* What the task asks *
Note each line that includes the word "dice". Copy those lines.

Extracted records
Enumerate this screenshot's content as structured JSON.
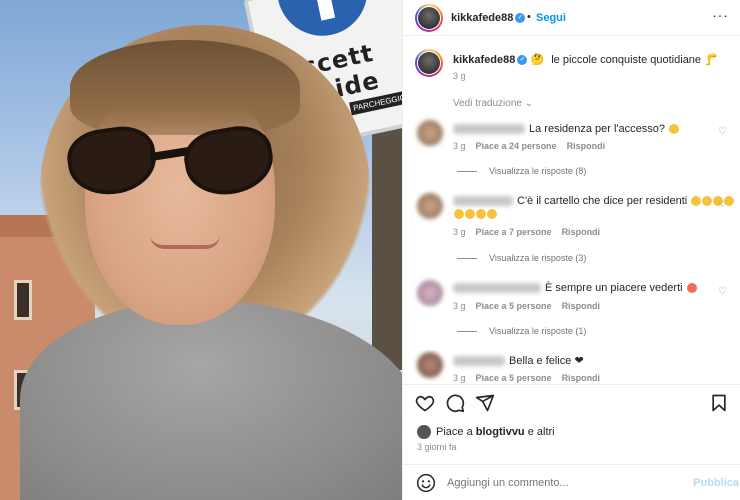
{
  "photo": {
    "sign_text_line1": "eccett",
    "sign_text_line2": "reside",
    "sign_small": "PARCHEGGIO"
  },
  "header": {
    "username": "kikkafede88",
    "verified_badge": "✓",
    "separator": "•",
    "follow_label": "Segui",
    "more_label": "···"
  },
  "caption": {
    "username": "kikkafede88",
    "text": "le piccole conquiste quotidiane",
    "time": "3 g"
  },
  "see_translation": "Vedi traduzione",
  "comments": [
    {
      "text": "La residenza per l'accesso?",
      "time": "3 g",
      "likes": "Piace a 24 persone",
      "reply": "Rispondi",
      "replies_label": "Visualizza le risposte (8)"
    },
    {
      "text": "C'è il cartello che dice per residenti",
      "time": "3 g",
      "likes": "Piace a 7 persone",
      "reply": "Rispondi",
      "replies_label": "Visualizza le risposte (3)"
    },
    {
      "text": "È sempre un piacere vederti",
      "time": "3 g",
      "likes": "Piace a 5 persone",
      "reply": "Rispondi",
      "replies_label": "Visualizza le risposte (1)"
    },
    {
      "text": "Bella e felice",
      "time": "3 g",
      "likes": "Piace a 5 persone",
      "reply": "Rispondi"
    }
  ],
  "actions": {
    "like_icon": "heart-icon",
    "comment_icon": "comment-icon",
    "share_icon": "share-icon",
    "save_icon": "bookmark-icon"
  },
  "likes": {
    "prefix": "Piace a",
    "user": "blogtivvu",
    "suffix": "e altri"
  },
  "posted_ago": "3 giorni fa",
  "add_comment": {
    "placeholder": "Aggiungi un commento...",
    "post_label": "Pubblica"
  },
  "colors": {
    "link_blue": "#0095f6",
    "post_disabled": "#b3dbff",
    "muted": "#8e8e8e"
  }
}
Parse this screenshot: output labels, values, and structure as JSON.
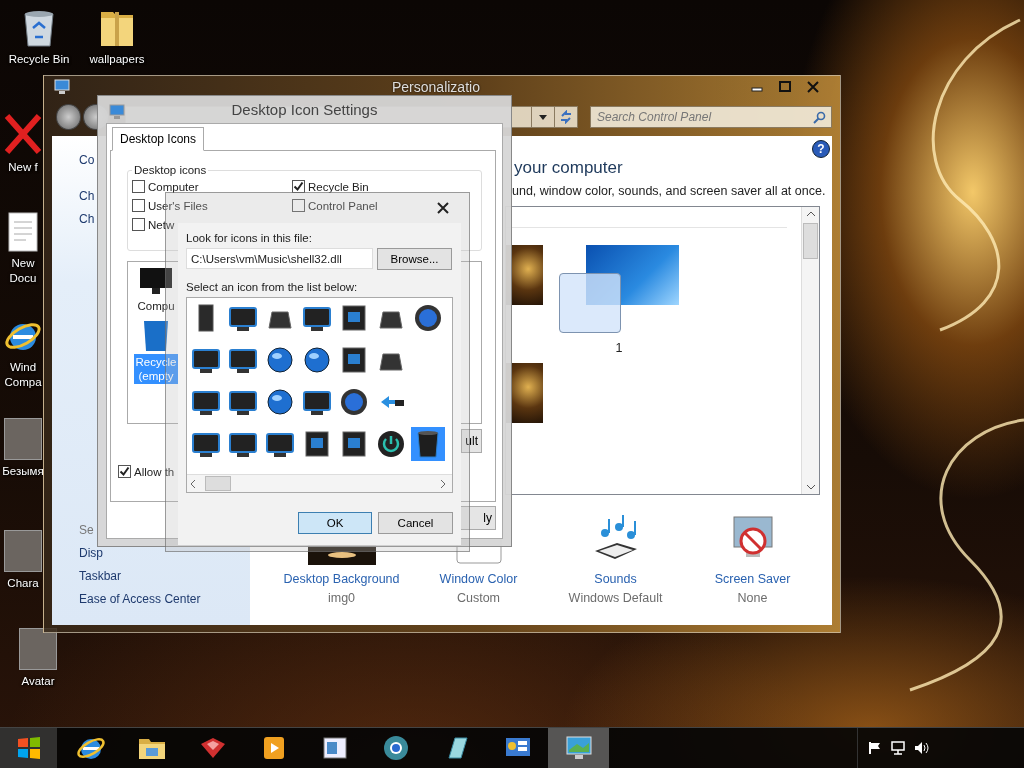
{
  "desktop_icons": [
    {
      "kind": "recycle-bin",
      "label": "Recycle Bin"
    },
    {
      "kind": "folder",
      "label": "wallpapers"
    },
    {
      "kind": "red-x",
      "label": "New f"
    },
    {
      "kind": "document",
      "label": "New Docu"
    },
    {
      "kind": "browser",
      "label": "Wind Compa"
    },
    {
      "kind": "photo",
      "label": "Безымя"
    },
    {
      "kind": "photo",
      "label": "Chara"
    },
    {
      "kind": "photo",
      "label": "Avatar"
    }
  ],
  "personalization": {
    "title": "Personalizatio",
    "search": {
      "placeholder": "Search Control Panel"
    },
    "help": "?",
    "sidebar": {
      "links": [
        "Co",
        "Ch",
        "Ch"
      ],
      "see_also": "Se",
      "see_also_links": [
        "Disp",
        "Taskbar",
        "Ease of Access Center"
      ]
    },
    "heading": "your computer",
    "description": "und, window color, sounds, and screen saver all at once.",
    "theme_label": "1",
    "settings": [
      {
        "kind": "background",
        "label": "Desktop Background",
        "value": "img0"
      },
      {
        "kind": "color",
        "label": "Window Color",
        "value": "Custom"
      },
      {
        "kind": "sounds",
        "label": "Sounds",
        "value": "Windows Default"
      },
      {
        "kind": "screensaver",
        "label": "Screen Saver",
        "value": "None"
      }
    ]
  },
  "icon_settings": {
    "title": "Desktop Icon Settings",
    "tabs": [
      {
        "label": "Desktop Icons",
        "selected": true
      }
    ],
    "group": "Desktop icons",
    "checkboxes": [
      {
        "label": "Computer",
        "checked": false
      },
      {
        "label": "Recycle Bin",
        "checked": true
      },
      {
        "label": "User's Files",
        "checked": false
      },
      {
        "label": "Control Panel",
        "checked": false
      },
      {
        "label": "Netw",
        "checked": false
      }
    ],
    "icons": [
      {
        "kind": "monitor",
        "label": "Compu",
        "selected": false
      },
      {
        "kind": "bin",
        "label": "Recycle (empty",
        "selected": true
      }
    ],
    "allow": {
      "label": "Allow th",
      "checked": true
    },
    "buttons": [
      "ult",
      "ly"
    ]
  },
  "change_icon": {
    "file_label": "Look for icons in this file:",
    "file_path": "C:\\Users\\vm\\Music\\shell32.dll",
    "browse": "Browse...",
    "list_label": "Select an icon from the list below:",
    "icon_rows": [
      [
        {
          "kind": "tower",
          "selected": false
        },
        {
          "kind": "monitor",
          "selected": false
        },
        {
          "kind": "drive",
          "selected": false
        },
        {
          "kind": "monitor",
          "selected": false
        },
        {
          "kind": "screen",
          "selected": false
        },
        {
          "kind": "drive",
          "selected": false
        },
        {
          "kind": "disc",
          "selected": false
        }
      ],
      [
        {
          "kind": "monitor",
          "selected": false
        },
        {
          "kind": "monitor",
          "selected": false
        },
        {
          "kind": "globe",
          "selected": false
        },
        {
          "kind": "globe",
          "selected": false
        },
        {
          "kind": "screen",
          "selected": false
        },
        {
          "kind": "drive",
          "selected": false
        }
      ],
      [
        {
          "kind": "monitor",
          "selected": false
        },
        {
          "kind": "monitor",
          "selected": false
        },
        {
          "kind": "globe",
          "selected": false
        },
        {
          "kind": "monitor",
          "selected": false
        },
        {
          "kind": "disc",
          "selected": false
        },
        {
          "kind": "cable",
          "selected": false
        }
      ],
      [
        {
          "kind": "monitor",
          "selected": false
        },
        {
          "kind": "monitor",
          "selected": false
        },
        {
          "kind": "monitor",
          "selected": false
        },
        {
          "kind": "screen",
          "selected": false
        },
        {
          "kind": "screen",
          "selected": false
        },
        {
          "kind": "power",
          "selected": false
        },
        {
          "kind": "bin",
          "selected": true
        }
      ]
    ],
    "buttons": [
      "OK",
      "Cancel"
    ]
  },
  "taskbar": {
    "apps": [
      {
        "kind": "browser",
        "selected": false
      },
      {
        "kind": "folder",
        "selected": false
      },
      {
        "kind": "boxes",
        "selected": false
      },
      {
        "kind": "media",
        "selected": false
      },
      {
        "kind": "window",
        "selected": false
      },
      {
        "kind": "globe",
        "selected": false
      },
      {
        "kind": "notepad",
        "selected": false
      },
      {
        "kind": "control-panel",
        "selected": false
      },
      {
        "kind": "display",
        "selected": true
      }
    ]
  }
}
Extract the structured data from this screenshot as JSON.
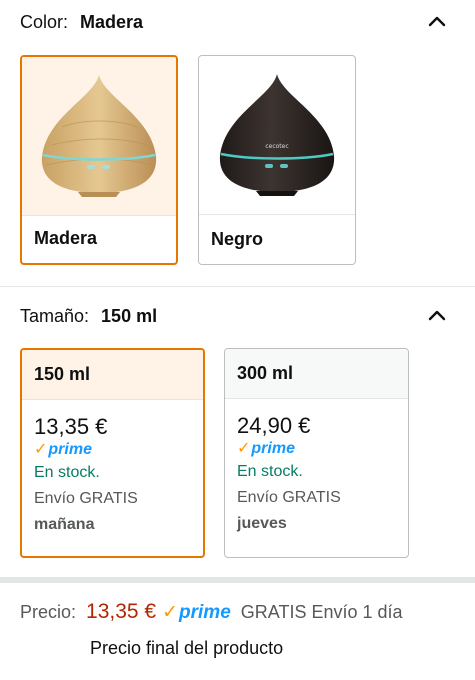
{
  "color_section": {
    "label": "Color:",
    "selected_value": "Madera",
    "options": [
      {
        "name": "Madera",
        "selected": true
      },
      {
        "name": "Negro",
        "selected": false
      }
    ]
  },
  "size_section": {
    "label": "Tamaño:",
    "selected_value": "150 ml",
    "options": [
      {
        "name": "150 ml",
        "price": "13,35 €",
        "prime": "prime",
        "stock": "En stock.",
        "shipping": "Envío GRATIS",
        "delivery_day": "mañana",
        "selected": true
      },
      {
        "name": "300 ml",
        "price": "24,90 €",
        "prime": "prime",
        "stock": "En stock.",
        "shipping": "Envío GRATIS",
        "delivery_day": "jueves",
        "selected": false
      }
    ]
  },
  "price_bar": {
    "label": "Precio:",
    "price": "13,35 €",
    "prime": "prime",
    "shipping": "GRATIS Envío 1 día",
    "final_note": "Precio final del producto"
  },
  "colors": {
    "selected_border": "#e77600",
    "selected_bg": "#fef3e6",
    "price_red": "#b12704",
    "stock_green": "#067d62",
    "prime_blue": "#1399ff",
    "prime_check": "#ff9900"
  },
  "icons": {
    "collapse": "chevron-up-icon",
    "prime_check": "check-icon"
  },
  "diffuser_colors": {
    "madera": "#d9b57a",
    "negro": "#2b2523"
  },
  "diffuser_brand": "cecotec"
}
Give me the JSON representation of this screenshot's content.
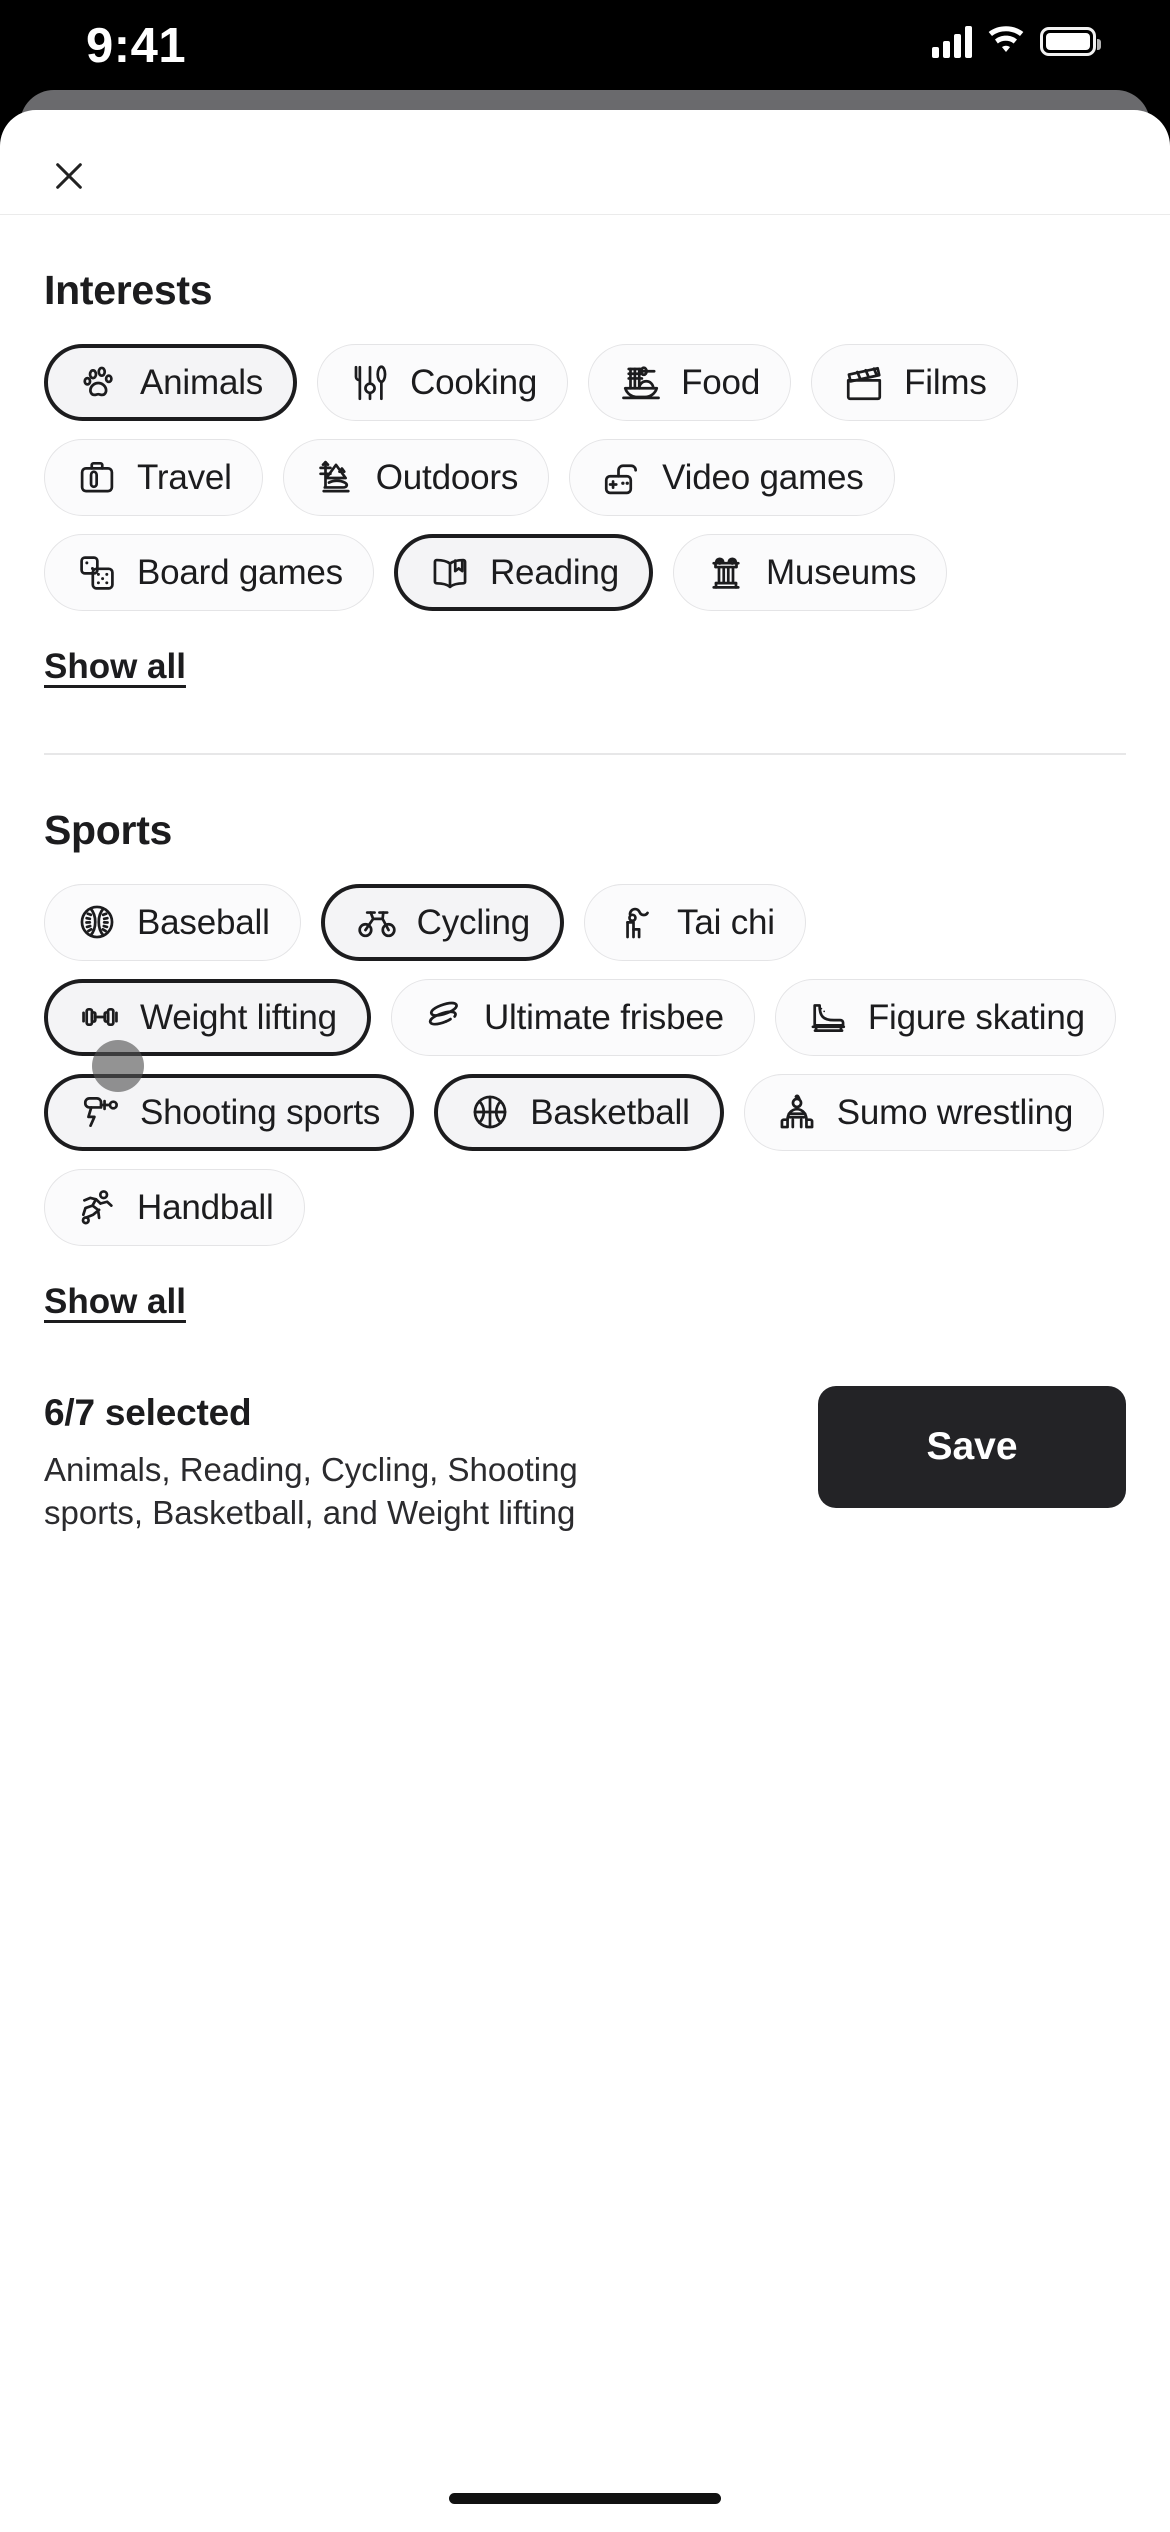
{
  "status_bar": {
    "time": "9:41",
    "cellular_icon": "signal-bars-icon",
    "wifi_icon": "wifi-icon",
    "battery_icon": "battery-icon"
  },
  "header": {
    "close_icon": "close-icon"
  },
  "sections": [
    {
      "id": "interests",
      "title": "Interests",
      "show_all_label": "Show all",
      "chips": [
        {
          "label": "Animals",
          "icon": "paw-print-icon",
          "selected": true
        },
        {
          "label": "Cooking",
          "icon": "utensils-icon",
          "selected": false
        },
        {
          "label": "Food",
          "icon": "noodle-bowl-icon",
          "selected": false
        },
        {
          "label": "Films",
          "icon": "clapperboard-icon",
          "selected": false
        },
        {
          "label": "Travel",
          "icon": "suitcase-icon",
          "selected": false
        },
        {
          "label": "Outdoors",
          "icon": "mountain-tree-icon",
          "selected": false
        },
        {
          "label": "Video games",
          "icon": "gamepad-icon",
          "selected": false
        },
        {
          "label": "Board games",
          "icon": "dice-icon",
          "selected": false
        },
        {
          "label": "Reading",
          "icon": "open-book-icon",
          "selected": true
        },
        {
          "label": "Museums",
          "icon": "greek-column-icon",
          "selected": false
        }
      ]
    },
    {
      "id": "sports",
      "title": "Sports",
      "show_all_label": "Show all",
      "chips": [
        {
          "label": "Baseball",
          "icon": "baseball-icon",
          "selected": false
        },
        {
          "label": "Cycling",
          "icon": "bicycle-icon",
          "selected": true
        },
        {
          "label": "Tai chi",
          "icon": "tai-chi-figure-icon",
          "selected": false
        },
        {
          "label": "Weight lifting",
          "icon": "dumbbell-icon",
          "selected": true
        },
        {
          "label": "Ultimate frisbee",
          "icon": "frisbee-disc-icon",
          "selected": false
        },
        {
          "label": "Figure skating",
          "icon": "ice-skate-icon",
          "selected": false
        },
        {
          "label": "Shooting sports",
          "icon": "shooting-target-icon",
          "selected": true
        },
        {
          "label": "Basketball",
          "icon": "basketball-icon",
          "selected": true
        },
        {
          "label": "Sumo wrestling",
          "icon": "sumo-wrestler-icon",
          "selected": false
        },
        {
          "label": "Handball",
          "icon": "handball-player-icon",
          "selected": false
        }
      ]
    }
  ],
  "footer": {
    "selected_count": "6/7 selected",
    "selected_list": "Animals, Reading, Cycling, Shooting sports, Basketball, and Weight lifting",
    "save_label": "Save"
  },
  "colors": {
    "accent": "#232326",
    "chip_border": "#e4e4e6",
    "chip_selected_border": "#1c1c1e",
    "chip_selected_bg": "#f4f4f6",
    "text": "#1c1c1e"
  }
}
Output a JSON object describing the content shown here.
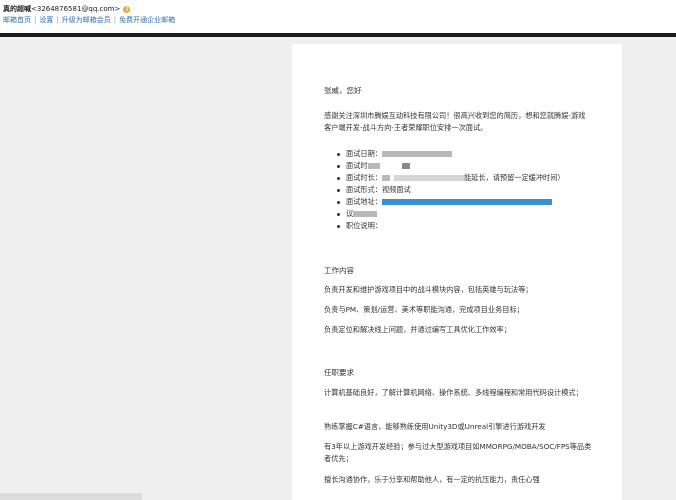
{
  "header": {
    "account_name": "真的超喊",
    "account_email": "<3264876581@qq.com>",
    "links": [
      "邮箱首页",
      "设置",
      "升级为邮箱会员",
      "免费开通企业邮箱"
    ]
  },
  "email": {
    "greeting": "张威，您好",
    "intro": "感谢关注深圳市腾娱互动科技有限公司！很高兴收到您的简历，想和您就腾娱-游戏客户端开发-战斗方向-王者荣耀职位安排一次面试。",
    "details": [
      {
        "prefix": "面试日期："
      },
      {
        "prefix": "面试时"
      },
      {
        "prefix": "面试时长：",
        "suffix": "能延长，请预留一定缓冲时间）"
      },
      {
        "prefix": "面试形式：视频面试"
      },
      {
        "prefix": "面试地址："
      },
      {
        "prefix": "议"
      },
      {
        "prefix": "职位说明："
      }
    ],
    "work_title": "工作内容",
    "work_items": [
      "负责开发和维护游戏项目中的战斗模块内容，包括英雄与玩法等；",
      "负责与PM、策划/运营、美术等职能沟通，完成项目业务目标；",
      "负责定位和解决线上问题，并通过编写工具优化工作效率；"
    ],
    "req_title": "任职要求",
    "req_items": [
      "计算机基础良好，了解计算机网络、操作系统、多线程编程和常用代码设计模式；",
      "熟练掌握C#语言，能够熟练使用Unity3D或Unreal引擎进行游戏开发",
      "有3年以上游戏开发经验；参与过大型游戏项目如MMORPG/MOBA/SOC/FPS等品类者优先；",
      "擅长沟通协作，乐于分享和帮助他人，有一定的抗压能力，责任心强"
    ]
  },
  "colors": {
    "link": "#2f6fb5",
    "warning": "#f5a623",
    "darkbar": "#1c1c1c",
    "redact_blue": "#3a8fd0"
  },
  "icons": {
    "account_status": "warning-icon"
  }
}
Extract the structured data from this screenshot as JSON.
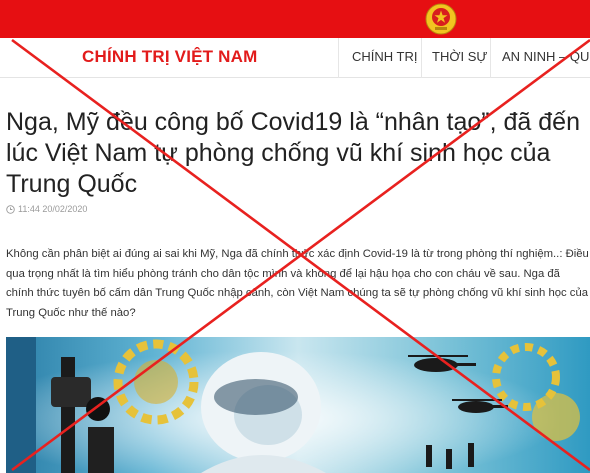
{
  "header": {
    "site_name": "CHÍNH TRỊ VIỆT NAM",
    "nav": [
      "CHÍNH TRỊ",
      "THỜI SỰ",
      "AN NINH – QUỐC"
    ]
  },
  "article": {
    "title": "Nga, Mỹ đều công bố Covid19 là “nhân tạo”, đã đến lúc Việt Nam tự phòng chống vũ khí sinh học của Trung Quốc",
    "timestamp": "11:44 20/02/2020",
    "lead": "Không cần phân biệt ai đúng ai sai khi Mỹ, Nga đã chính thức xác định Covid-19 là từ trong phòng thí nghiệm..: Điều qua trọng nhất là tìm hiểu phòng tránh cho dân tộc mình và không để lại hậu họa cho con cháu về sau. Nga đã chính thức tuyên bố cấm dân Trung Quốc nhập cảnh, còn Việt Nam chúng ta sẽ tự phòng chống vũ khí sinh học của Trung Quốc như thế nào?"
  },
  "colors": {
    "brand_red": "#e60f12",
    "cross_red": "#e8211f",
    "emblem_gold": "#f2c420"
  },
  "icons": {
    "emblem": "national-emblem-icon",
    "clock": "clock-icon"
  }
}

* Correct output *
      "text": "C'è il cartello che dice per residenti",
          "icon": "dice-icon",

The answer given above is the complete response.